# WHAT IS BEING ASKED
From the listing below, pull out every line where the string "birbirine" appears.

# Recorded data
•••••

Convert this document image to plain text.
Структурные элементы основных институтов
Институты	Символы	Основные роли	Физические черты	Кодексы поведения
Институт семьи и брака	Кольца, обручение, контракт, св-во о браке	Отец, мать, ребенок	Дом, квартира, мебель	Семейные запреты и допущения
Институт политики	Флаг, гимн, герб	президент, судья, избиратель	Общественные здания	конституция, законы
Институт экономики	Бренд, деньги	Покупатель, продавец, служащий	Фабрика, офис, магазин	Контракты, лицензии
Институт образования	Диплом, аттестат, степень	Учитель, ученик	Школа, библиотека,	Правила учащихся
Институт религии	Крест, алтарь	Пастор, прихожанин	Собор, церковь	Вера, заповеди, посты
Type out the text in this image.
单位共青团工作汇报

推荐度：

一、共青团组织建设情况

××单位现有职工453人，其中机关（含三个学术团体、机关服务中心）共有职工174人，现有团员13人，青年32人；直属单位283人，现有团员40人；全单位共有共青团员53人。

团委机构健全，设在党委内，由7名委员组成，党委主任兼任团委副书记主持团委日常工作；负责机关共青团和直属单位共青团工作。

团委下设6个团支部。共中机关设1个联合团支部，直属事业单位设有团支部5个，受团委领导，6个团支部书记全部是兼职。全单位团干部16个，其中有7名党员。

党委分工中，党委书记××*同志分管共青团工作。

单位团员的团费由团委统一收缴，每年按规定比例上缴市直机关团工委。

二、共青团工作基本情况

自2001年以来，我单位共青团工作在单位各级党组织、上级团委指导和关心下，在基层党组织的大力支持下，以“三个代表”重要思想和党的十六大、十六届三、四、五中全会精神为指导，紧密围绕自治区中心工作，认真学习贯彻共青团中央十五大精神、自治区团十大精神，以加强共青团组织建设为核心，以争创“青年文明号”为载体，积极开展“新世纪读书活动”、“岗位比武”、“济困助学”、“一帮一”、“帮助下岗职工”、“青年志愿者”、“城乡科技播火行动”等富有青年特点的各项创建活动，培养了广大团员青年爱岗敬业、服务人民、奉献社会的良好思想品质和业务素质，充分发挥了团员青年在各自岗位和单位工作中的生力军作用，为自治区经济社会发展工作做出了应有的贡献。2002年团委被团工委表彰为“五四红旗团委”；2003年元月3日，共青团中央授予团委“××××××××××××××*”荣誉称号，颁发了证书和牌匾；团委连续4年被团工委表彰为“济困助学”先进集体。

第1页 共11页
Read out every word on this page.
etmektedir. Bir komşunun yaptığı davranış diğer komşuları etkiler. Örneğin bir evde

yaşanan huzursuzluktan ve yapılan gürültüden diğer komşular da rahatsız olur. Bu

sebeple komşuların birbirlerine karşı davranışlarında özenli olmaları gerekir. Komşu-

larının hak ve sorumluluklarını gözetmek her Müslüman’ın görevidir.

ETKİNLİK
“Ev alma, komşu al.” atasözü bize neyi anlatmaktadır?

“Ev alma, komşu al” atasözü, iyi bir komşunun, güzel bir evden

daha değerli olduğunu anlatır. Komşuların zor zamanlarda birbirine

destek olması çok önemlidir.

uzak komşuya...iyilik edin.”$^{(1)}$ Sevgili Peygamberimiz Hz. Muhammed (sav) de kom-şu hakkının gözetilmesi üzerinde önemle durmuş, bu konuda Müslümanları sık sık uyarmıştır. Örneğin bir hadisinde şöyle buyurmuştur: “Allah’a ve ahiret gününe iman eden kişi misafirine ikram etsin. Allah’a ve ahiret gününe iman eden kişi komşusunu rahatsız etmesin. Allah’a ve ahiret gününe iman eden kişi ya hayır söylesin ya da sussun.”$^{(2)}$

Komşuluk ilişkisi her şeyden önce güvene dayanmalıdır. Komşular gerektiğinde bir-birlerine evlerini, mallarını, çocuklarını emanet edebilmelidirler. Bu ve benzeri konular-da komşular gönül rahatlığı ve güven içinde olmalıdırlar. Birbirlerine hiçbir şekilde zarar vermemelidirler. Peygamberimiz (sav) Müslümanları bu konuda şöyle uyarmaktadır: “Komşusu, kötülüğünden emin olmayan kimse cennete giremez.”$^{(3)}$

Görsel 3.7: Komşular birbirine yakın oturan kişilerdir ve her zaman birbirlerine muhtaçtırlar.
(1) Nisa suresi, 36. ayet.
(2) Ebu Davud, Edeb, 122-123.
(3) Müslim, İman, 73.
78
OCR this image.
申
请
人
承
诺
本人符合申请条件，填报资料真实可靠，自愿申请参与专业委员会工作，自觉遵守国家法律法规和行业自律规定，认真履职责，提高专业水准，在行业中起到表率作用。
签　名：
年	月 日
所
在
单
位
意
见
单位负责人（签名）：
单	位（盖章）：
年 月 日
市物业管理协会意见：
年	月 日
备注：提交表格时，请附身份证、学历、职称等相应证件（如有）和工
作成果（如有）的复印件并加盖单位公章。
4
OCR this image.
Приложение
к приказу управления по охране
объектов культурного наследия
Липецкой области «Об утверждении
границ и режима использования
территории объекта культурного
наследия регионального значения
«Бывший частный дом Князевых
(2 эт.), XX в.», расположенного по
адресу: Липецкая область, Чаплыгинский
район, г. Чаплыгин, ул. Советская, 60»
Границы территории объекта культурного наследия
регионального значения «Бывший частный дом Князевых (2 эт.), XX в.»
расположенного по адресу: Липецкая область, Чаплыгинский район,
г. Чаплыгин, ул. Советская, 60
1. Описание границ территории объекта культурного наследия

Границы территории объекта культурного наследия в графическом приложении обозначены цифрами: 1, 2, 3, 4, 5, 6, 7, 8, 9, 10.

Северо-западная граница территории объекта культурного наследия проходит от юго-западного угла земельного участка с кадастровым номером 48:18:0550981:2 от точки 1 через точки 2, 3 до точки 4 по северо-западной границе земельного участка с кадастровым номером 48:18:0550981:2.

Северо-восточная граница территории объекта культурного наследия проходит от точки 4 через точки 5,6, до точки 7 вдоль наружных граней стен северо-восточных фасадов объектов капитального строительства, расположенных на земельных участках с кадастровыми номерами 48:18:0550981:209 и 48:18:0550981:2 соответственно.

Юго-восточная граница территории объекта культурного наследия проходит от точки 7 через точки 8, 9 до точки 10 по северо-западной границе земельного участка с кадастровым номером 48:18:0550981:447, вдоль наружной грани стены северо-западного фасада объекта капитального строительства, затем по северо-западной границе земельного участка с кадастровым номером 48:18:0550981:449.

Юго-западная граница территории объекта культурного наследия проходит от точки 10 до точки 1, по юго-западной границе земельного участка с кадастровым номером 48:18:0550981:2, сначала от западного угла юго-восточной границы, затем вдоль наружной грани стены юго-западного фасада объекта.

•••••

# FULL ANSWER
daha değerli olduğunu anlatır. Komşuların zor zamanlarda birbirine
Görsel 3.7: Komşular birbirine yakın oturan kişilerdir ve her zaman birbirlerine muhtaçtırlar.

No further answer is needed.